━━━ RECORD EXTRACTS ━━━

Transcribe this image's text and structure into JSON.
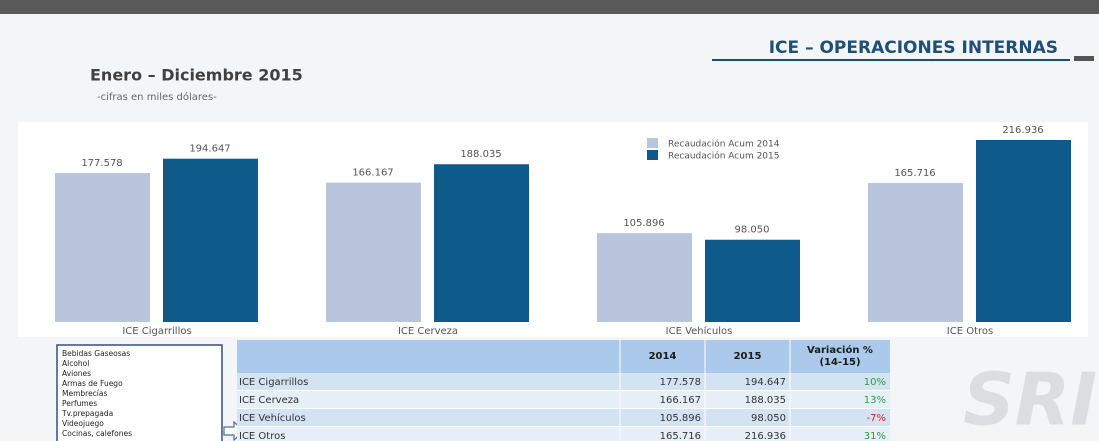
{
  "header": {
    "title": "ICE – OPERACIONES INTERNAS",
    "subtitle": "Enero – Diciembre 2015",
    "note": "-cifras en miles dólares-"
  },
  "chart_data": {
    "type": "bar",
    "categories": [
      "ICE Cigarrillos",
      "ICE Cerveza",
      "ICE Vehículos",
      "ICE Otros"
    ],
    "series": [
      {
        "name": "Recaudación Acum 2014",
        "color": "#b9c5dd",
        "values": [
          177578,
          166167,
          105896,
          165716
        ],
        "value_labels": [
          "177.578",
          "166.167",
          "105.896",
          "165.716"
        ]
      },
      {
        "name": "Recaudación Acum 2015",
        "color": "#0e5a8a",
        "values": [
          194647,
          188035,
          98050,
          216936
        ],
        "value_labels": [
          "194.647",
          "188.035",
          "98.050",
          "216.936"
        ]
      }
    ]
  },
  "list": [
    "Bebidas Gaseosas",
    "Alcohol",
    "Aviones",
    "Armas de Fuego",
    "Membrecías",
    "Perfumes",
    "Tv.prepagada",
    "Videojuego",
    "Cocinas, calefones"
  ],
  "table": {
    "header": [
      "2014",
      "2015",
      "Variación % (14-15)"
    ],
    "rows": [
      [
        "ICE Cigarrillos",
        "177.578",
        "194.647",
        "10%"
      ],
      [
        "ICE Cerveza",
        "166.167",
        "188.035",
        "13%"
      ],
      [
        "ICE Vehículos",
        "105.896",
        "98.050",
        "-7%"
      ],
      [
        "ICE Otros",
        "165.716",
        "216.936",
        "31%"
      ]
    ]
  },
  "logo": "SRI"
}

━━━

AIM OF THE EXERCISE. All the material shown above is to be copied exactly, with no pictures carried over.

COMPLETE ANSWER.
Transcribe this image's text and structure into JSON.
{
  "header": {
    "title": "ICE – OPERACIONES INTERNAS",
    "subtitle": "Enero – Diciembre 2015",
    "note": "-cifras en miles dólares-"
  },
  "chart_data": {
    "type": "bar",
    "categories": [
      "ICE Cigarrillos",
      "ICE Cerveza",
      "ICE Vehículos",
      "ICE Otros"
    ],
    "series": [
      {
        "name": "Recaudación Acum 2014",
        "color": "#b9c5dd",
        "values": [
          177578,
          166167,
          105896,
          165716
        ],
        "value_labels": [
          "177.578",
          "166.167",
          "105.896",
          "165.716"
        ]
      },
      {
        "name": "Recaudación Acum 2015",
        "color": "#0e5a8a",
        "values": [
          194647,
          188035,
          98050,
          216936
        ],
        "value_labels": [
          "194.647",
          "188.035",
          "98.050",
          "216.936"
        ]
      }
    ]
  },
  "list": [
    "Bebidas Gaseosas",
    "Alcohol",
    "Aviones",
    "Armas de Fuego",
    "Membrecías",
    "Perfumes",
    "Tv.prepagada",
    "Videojuego",
    "Cocinas, calefones"
  ],
  "table": {
    "header": [
      "2014",
      "2015",
      "Variación % (14-15)"
    ],
    "rows": [
      [
        "ICE Cigarrillos",
        "177.578",
        "194.647",
        "10%"
      ],
      [
        "ICE Cerveza",
        "166.167",
        "188.035",
        "13%"
      ],
      [
        "ICE Vehículos",
        "105.896",
        "98.050",
        "-7%"
      ],
      [
        "ICE Otros",
        "165.716",
        "216.936",
        "31%"
      ]
    ]
  },
  "logo": "SRI"
}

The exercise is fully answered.